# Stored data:
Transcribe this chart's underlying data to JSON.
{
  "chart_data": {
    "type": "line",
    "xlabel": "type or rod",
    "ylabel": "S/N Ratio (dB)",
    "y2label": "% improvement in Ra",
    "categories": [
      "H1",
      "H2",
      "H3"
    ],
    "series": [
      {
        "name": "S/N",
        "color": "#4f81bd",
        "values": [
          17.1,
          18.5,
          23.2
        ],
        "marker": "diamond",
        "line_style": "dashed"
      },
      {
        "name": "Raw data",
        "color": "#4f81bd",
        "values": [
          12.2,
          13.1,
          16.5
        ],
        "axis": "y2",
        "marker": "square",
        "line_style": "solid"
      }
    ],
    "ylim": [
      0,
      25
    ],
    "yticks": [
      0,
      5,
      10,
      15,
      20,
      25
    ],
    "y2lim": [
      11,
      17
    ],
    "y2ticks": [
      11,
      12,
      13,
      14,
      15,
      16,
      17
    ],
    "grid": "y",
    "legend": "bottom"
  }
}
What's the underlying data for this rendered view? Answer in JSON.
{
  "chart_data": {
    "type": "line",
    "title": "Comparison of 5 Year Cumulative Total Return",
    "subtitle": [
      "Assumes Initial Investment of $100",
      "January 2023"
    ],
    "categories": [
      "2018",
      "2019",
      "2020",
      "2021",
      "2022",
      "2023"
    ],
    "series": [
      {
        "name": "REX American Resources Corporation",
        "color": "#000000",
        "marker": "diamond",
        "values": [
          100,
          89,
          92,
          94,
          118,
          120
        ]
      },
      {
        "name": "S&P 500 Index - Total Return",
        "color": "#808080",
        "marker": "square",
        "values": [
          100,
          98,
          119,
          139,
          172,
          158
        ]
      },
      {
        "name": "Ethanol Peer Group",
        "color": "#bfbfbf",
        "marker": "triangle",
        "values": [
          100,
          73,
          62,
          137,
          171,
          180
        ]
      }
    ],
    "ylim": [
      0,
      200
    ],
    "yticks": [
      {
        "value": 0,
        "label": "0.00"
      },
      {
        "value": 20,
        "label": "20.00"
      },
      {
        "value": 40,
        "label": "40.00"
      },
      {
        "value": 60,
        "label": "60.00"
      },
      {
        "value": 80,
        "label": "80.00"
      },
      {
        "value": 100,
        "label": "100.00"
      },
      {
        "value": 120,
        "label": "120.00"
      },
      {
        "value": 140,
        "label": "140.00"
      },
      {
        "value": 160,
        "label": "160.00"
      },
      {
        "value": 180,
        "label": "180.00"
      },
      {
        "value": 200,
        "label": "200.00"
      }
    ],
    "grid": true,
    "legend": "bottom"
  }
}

==

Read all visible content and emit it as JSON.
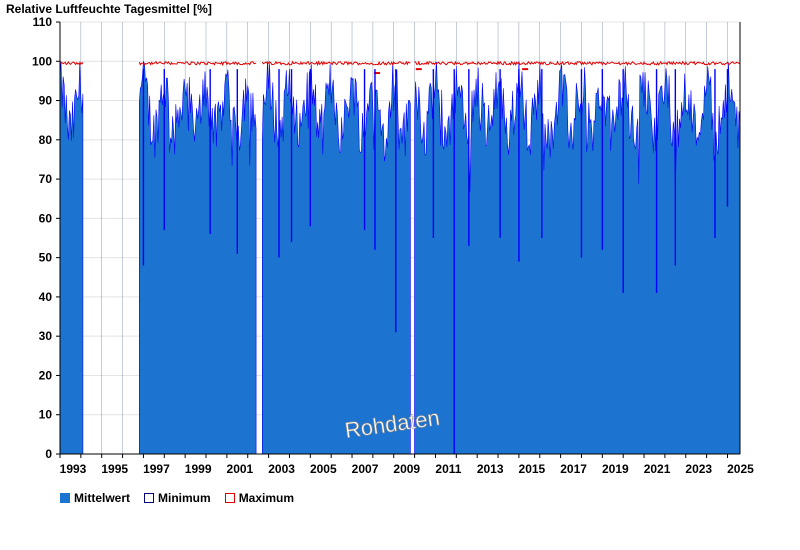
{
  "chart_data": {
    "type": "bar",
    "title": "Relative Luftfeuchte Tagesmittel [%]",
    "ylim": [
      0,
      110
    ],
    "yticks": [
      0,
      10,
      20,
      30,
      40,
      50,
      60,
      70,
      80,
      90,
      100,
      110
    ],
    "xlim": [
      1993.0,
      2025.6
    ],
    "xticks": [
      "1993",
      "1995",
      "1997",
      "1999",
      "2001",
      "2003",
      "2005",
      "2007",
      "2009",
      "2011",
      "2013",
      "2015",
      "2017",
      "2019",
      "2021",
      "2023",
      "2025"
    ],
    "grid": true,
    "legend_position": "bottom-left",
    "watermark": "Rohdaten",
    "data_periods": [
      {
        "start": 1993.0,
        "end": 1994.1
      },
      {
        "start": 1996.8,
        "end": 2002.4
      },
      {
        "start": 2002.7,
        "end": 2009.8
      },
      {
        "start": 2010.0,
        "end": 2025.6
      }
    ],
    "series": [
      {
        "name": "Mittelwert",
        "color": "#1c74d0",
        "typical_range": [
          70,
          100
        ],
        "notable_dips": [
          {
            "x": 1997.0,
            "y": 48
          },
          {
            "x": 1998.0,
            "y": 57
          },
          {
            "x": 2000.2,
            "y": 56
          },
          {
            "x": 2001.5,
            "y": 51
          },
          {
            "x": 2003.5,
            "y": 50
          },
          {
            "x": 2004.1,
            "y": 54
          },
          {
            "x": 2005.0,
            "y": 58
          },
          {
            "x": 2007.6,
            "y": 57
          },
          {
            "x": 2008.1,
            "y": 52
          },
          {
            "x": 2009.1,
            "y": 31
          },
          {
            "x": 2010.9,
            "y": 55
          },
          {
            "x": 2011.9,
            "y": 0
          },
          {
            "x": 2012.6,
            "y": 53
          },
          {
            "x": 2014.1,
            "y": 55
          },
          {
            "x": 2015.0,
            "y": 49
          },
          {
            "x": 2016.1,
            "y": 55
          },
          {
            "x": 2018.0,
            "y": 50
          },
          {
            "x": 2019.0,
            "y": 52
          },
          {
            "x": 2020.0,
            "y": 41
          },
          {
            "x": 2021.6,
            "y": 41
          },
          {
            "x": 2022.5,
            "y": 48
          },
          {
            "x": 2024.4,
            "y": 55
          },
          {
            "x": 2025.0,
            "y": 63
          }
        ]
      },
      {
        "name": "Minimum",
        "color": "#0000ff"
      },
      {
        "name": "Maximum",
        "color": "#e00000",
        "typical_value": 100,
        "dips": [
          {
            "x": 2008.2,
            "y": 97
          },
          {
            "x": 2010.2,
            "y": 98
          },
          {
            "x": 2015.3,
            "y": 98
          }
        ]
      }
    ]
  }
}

# WHAT YOU NEED TO DO:
Using the material above, work out how many lines contain the string "Total". Give that number alone.

# ANSWER FOR THIS EXERCISE:
2